**Exercise prompt:** Output every line of the material exactly, omitting images.

**Input material:**
===

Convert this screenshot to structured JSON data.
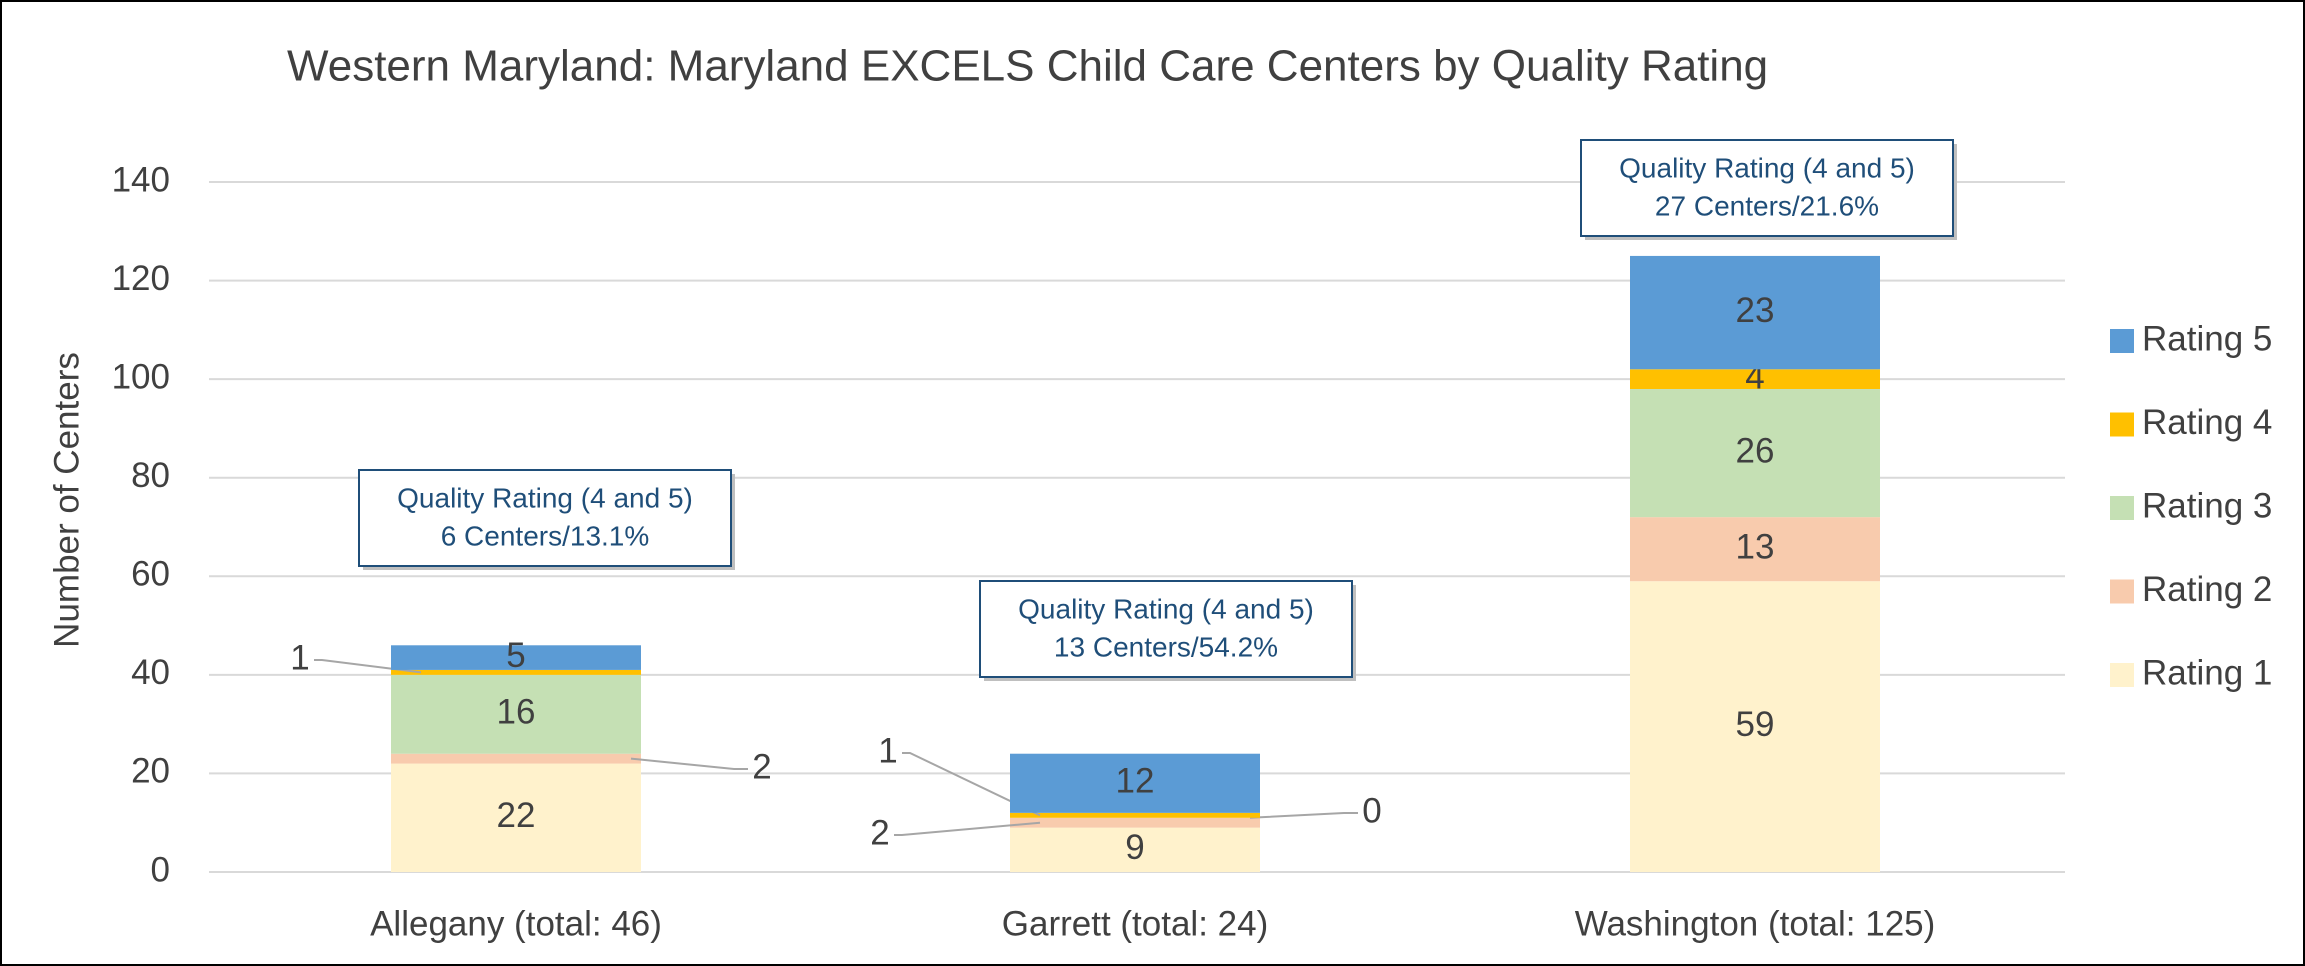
{
  "chart_data": {
    "type": "stacked_bar",
    "title": "Western Maryland: Maryland EXCELS Child Care Centers by Quality Rating",
    "ylabel": "Number of Centers",
    "categories": [
      "Allegany (total: 46)",
      "Garrett (total: 24)",
      "Washington (total: 125)"
    ],
    "series": [
      {
        "name": "Rating 1",
        "color": "#fff2cc",
        "values": [
          22,
          9,
          59
        ]
      },
      {
        "name": "Rating 2",
        "color": "#f8cbad",
        "values": [
          2,
          2,
          13
        ]
      },
      {
        "name": "Rating 3",
        "color": "#c5e0b4",
        "values": [
          16,
          0,
          26
        ]
      },
      {
        "name": "Rating 4",
        "color": "#ffc000",
        "values": [
          1,
          1,
          4
        ]
      },
      {
        "name": "Rating 5",
        "color": "#5b9bd5",
        "values": [
          5,
          12,
          23
        ]
      }
    ],
    "ylim": [
      0,
      140
    ],
    "yticks": [
      0,
      20,
      40,
      60,
      80,
      100,
      120,
      140
    ],
    "grid": true,
    "legend": "right",
    "annotations": [
      {
        "lines": [
          "Quality Rating (4 and 5)",
          "6 Centers/13.1%"
        ]
      },
      {
        "lines": [
          "Quality Rating (4 and 5)",
          "13 Centers/54.2%"
        ]
      },
      {
        "lines": [
          "Quality Rating (4 and 5)",
          "27 Centers/21.6%"
        ]
      }
    ]
  }
}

===

**Result for this task:**
Convert this screenshot to structured JSON data.
{
  "chart_data": {
    "type": "stacked_bar",
    "title": "Western Maryland: Maryland EXCELS Child Care Centers by Quality Rating",
    "ylabel": "Number of Centers",
    "categories": [
      "Allegany (total: 46)",
      "Garrett (total: 24)",
      "Washington (total: 125)"
    ],
    "series": [
      {
        "name": "Rating 1",
        "color": "#fff2cc",
        "values": [
          22,
          9,
          59
        ]
      },
      {
        "name": "Rating 2",
        "color": "#f8cbad",
        "values": [
          2,
          2,
          13
        ]
      },
      {
        "name": "Rating 3",
        "color": "#c5e0b4",
        "values": [
          16,
          0,
          26
        ]
      },
      {
        "name": "Rating 4",
        "color": "#ffc000",
        "values": [
          1,
          1,
          4
        ]
      },
      {
        "name": "Rating 5",
        "color": "#5b9bd5",
        "values": [
          5,
          12,
          23
        ]
      }
    ],
    "ylim": [
      0,
      140
    ],
    "yticks": [
      0,
      20,
      40,
      60,
      80,
      100,
      120,
      140
    ],
    "grid": true,
    "legend": "right",
    "annotations": [
      {
        "lines": [
          "Quality Rating (4 and 5)",
          "6 Centers/13.1%"
        ]
      },
      {
        "lines": [
          "Quality Rating (4 and 5)",
          "13 Centers/54.2%"
        ]
      },
      {
        "lines": [
          "Quality Rating (4 and 5)",
          "27 Centers/21.6%"
        ]
      }
    ]
  }
}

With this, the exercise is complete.